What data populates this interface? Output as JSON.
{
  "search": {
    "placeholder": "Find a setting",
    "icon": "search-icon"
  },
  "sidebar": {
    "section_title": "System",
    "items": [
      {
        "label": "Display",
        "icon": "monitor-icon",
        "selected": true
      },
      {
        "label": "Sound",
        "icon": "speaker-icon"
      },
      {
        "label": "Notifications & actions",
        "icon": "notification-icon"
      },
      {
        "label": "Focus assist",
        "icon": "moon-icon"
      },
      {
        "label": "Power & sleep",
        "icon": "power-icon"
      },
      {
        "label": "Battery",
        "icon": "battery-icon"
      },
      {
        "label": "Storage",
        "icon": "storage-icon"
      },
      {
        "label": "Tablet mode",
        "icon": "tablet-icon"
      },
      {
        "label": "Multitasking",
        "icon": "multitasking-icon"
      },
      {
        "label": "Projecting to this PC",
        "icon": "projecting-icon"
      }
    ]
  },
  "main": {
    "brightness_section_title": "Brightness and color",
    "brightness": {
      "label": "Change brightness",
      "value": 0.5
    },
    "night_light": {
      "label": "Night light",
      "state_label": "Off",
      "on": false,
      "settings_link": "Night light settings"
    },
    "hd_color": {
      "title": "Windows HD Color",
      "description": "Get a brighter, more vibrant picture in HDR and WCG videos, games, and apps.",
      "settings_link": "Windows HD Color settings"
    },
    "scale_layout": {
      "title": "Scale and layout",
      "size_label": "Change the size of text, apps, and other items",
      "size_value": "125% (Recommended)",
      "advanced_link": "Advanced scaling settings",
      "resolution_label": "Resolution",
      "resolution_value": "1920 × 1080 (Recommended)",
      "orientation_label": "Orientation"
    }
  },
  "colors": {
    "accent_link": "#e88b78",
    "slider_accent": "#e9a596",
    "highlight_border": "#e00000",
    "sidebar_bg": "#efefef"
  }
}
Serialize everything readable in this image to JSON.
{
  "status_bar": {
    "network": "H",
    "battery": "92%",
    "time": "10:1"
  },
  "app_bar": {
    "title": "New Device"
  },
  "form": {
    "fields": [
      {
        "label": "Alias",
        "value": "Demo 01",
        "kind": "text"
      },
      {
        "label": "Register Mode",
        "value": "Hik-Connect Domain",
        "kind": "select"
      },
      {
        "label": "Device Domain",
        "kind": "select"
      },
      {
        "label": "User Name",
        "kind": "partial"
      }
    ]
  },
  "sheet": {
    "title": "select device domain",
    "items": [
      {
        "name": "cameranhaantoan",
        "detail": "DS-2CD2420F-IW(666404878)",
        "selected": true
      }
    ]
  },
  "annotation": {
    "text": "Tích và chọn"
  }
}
• • •
▶ [TASK INSTRUCTIONS]
Extract every record. Keep wording exact.

▶ [THE ANSWER]
What data populates this interface? Output as JSON.
{
  "search": {
    "placeholder": "Find a setting",
    "icon": "search-icon"
  },
  "sidebar": {
    "section_title": "System",
    "items": [
      {
        "label": "Display",
        "icon": "monitor-icon",
        "selected": true
      },
      {
        "label": "Sound",
        "icon": "speaker-icon"
      },
      {
        "label": "Notifications & actions",
        "icon": "notification-icon"
      },
      {
        "label": "Focus assist",
        "icon": "moon-icon"
      },
      {
        "label": "Power & sleep",
        "icon": "power-icon"
      },
      {
        "label": "Battery",
        "icon": "battery-icon"
      },
      {
        "label": "Storage",
        "icon": "storage-icon"
      },
      {
        "label": "Tablet mode",
        "icon": "tablet-icon"
      },
      {
        "label": "Multitasking",
        "icon": "multitasking-icon"
      },
      {
        "label": "Projecting to this PC",
        "icon": "projecting-icon"
      }
    ]
  },
  "main": {
    "brightness_section_title": "Brightness and color",
    "brightness": {
      "label": "Change brightness",
      "value": 0.5
    },
    "night_light": {
      "label": "Night light",
      "state_label": "Off",
      "on": false,
      "settings_link": "Night light settings"
    },
    "hd_color": {
      "title": "Windows HD Color",
      "description": "Get a brighter, more vibrant picture in HDR and WCG videos, games, and apps.",
      "settings_link": "Windows HD Color settings"
    },
    "scale_layout": {
      "title": "Scale and layout",
      "size_label": "Change the size of text, apps, and other items",
      "size_value": "125% (Recommended)",
      "advanced_link": "Advanced scaling settings",
      "resolution_label": "Resolution",
      "resolution_value": "1920 × 1080 (Recommended)",
      "orientation_label": "Orientation"
    }
  },
  "colors": {
    "accent_link": "#e88b78",
    "slider_accent": "#e9a596",
    "highlight_border": "#e00000",
    "sidebar_bg": "#efefef"
  }
}
Serialize everything readable in this image to JSON.
{
  "status_bar": {
    "network": "H",
    "battery": "92%",
    "time": "10:1"
  },
  "app_bar": {
    "title": "New Device"
  },
  "form": {
    "fields": [
      {
        "label": "Alias",
        "value": "Demo 01",
        "kind": "text"
      },
      {
        "label": "Register Mode",
        "value": "Hik-Connect Domain",
        "kind": "select"
      },
      {
        "label": "Device Domain",
        "kind": "select"
      },
      {
        "label": "User Name",
        "kind": "partial"
      }
    ]
  },
  "sheet": {
    "title": "select device domain",
    "items": [
      {
        "name": "cameranhaantoan",
        "detail": "DS-2CD2420F-IW(666404878)",
        "selected": true
      }
    ]
  },
  "annotation": {
    "text": "Tích và chọn"
  }
}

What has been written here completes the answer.